┏━━

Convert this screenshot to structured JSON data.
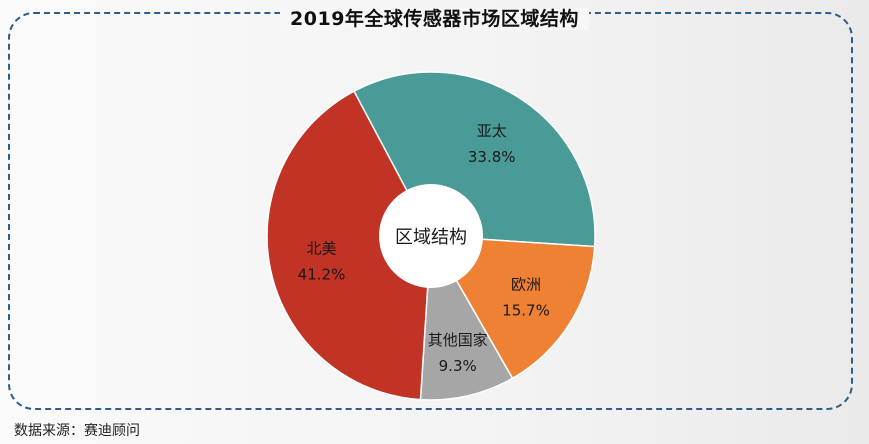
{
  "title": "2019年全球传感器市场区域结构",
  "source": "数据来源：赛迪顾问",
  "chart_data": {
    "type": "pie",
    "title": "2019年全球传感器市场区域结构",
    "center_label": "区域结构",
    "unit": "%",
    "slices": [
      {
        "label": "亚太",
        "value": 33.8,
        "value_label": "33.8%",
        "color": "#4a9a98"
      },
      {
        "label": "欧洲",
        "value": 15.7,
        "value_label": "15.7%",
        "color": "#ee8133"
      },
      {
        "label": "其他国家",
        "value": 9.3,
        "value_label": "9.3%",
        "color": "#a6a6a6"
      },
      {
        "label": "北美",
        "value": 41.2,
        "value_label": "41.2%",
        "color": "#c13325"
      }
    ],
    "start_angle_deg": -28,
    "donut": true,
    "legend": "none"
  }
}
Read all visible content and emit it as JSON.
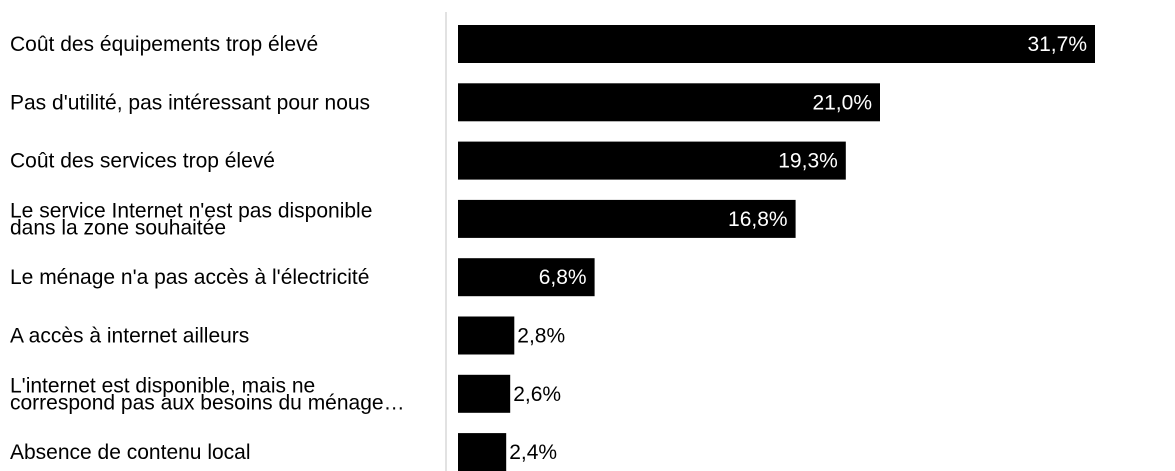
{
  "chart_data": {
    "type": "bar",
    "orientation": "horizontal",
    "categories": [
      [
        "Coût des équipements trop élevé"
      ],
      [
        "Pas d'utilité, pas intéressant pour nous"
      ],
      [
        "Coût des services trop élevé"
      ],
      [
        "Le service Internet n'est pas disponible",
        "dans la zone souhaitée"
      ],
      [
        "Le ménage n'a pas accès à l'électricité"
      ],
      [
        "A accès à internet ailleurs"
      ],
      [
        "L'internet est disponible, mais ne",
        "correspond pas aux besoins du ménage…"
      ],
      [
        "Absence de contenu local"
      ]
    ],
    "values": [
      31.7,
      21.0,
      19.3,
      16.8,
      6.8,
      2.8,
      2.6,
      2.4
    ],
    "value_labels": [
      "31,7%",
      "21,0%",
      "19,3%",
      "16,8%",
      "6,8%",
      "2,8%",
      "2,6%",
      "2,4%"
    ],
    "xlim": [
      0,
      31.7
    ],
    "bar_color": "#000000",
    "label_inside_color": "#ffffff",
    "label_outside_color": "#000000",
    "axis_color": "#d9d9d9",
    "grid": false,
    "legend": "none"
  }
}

┗━━

- **Task requirements**: Repeat the records above exactly, leaving out any pictures they contain.

- **Exercise solution**:
Convert this screenshot to structured JSON data.
{
  "title": "2019年全球传感器市场区域结构",
  "source": "数据来源：赛迪顾问",
  "chart_data": {
    "type": "pie",
    "title": "2019年全球传感器市场区域结构",
    "center_label": "区域结构",
    "unit": "%",
    "slices": [
      {
        "label": "亚太",
        "value": 33.8,
        "value_label": "33.8%",
        "color": "#4a9a98"
      },
      {
        "label": "欧洲",
        "value": 15.7,
        "value_label": "15.7%",
        "color": "#ee8133"
      },
      {
        "label": "其他国家",
        "value": 9.3,
        "value_label": "9.3%",
        "color": "#a6a6a6"
      },
      {
        "label": "北美",
        "value": 41.2,
        "value_label": "41.2%",
        "color": "#c13325"
      }
    ],
    "start_angle_deg": -28,
    "donut": true,
    "legend": "none"
  }
}
Read all visible content and emit it as JSON.
{
  "chart_data": {
    "type": "bar",
    "orientation": "horizontal",
    "categories": [
      [
        "Coût des équipements trop élevé"
      ],
      [
        "Pas d'utilité, pas intéressant pour nous"
      ],
      [
        "Coût des services trop élevé"
      ],
      [
        "Le service Internet n'est pas disponible",
        "dans la zone souhaitée"
      ],
      [
        "Le ménage n'a pas accès à l'électricité"
      ],
      [
        "A accès à internet ailleurs"
      ],
      [
        "L'internet est disponible, mais ne",
        "correspond pas aux besoins du ménage…"
      ],
      [
        "Absence de contenu local"
      ]
    ],
    "values": [
      31.7,
      21.0,
      19.3,
      16.8,
      6.8,
      2.8,
      2.6,
      2.4
    ],
    "value_labels": [
      "31,7%",
      "21,0%",
      "19,3%",
      "16,8%",
      "6,8%",
      "2,8%",
      "2,6%",
      "2,4%"
    ],
    "xlim": [
      0,
      31.7
    ],
    "bar_color": "#000000",
    "label_inside_color": "#ffffff",
    "label_outside_color": "#000000",
    "axis_color": "#d9d9d9",
    "grid": false,
    "legend": "none"
  }
}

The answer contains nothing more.